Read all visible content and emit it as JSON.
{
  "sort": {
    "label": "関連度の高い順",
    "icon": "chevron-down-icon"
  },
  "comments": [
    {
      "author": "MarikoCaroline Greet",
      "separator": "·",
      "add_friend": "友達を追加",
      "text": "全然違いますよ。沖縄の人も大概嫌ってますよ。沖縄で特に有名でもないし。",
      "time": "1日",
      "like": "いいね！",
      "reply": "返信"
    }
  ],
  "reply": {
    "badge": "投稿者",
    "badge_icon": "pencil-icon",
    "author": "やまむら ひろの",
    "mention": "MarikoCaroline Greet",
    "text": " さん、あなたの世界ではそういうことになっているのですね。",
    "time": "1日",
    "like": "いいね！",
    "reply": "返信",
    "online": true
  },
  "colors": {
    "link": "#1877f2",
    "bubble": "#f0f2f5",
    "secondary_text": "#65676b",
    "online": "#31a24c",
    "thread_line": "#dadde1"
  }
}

Direction: Copy out each line exactly.

Written response:
Read all visible content and emit it as JSON.
{
  "sort": {
    "label": "関連度の高い順",
    "icon": "chevron-down-icon"
  },
  "comments": [
    {
      "author": "MarikoCaroline Greet",
      "separator": "·",
      "add_friend": "友達を追加",
      "text": "全然違いますよ。沖縄の人も大概嫌ってますよ。沖縄で特に有名でもないし。",
      "time": "1日",
      "like": "いいね！",
      "reply": "返信"
    }
  ],
  "reply": {
    "badge": "投稿者",
    "badge_icon": "pencil-icon",
    "author": "やまむら ひろの",
    "mention": "MarikoCaroline Greet",
    "text": " さん、あなたの世界ではそういうことになっているのですね。",
    "time": "1日",
    "like": "いいね！",
    "reply": "返信",
    "online": true
  },
  "colors": {
    "link": "#1877f2",
    "bubble": "#f0f2f5",
    "secondary_text": "#65676b",
    "online": "#31a24c",
    "thread_line": "#dadde1"
  }
}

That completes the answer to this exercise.